_WHAT IS BEING ASKED_
Retype each line exactly. Skip images.

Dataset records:

....

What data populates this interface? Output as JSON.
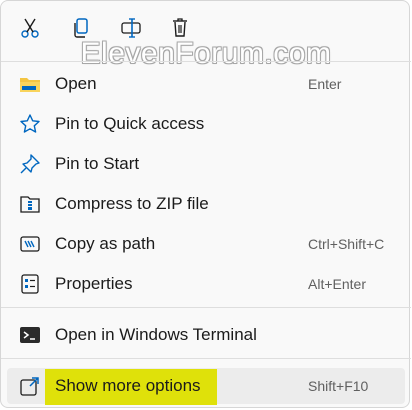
{
  "watermark": "ElevenForum.com",
  "toolbar": {
    "cut_icon": "scissors-icon",
    "copy_icon": "copy-icon",
    "rename_icon": "rename-icon",
    "delete_icon": "trash-icon"
  },
  "items": [
    {
      "label": "Open",
      "shortcut": "Enter",
      "icon": "folder-icon"
    },
    {
      "label": "Pin to Quick access",
      "shortcut": "",
      "icon": "star-icon"
    },
    {
      "label": "Pin to Start",
      "shortcut": "",
      "icon": "pin-icon"
    },
    {
      "label": "Compress to ZIP file",
      "shortcut": "",
      "icon": "zip-icon"
    },
    {
      "label": "Copy as path",
      "shortcut": "Ctrl+Shift+C",
      "icon": "copy-path-icon"
    },
    {
      "label": "Properties",
      "shortcut": "Alt+Enter",
      "icon": "properties-icon"
    },
    {
      "label": "Open in Windows Terminal",
      "shortcut": "",
      "icon": "terminal-icon"
    },
    {
      "label": "Show more options",
      "shortcut": "Shift+F10",
      "icon": "more-options-icon"
    }
  ],
  "colors": {
    "accent": "#0067c0",
    "highlight": "#dfe10a",
    "folder": "#f4c542"
  }
}
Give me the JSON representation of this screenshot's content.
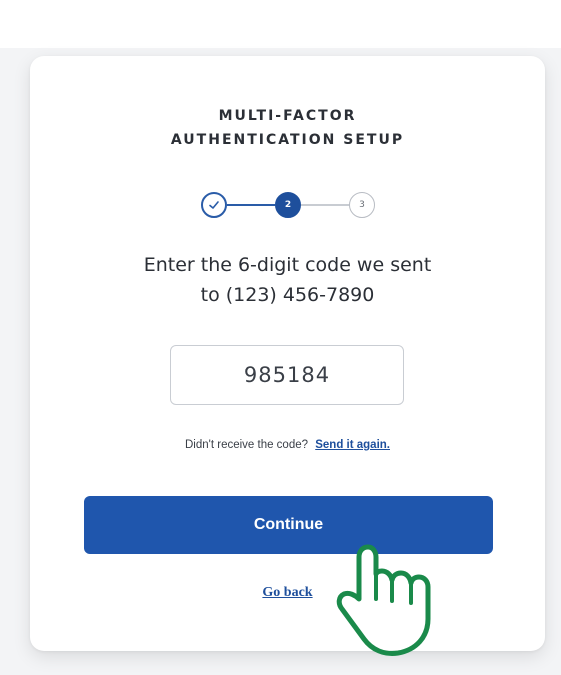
{
  "card": {
    "title_line1": "MULTI-FACTOR",
    "title_line2": "AUTHENTICATION SETUP"
  },
  "stepper": {
    "current_step": 2,
    "steps": [
      {
        "label": "",
        "state": "complete",
        "icon": "check-icon"
      },
      {
        "label": "2",
        "state": "current"
      },
      {
        "label": "3",
        "state": "upcoming"
      }
    ]
  },
  "instruction": {
    "line1": "Enter the 6-digit code we sent",
    "line2": "to (123) 456-7890"
  },
  "code_input": {
    "value": "985184"
  },
  "resend": {
    "prompt": "Didn't receive the code?",
    "link": "Send it again."
  },
  "actions": {
    "continue_label": "Continue",
    "go_back_label": "Go back"
  },
  "colors": {
    "primary": "#1f56ad",
    "link": "#1e4f9c",
    "text": "#2b2f36",
    "cursor_hand": "#1a8a4a"
  }
}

....

_FULL ANSWER_
What data populates this interface? Output as JSON.
{
  "watermark": "ElevenForum.com",
  "toolbar": {
    "cut_icon": "scissors-icon",
    "copy_icon": "copy-icon",
    "rename_icon": "rename-icon",
    "delete_icon": "trash-icon"
  },
  "items": [
    {
      "label": "Open",
      "shortcut": "Enter",
      "icon": "folder-icon"
    },
    {
      "label": "Pin to Quick access",
      "shortcut": "",
      "icon": "star-icon"
    },
    {
      "label": "Pin to Start",
      "shortcut": "",
      "icon": "pin-icon"
    },
    {
      "label": "Compress to ZIP file",
      "shortcut": "",
      "icon": "zip-icon"
    },
    {
      "label": "Copy as path",
      "shortcut": "Ctrl+Shift+C",
      "icon": "copy-path-icon"
    },
    {
      "label": "Properties",
      "shortcut": "Alt+Enter",
      "icon": "properties-icon"
    },
    {
      "label": "Open in Windows Terminal",
      "shortcut": "",
      "icon": "terminal-icon"
    },
    {
      "label": "Show more options",
      "shortcut": "Shift+F10",
      "icon": "more-options-icon"
    }
  ],
  "colors": {
    "accent": "#0067c0",
    "highlight": "#dfe10a",
    "folder": "#f4c542"
  }
}
Give me the JSON representation of this screenshot's content.
{
  "card": {
    "title_line1": "MULTI-FACTOR",
    "title_line2": "AUTHENTICATION SETUP"
  },
  "stepper": {
    "current_step": 2,
    "steps": [
      {
        "label": "",
        "state": "complete",
        "icon": "check-icon"
      },
      {
        "label": "2",
        "state": "current"
      },
      {
        "label": "3",
        "state": "upcoming"
      }
    ]
  },
  "instruction": {
    "line1": "Enter the 6-digit code we sent",
    "line2": "to (123) 456-7890"
  },
  "code_input": {
    "value": "985184"
  },
  "resend": {
    "prompt": "Didn't receive the code?",
    "link": "Send it again."
  },
  "actions": {
    "continue_label": "Continue",
    "go_back_label": "Go back"
  },
  "colors": {
    "primary": "#1f56ad",
    "link": "#1e4f9c",
    "text": "#2b2f36",
    "cursor_hand": "#1a8a4a"
  }
}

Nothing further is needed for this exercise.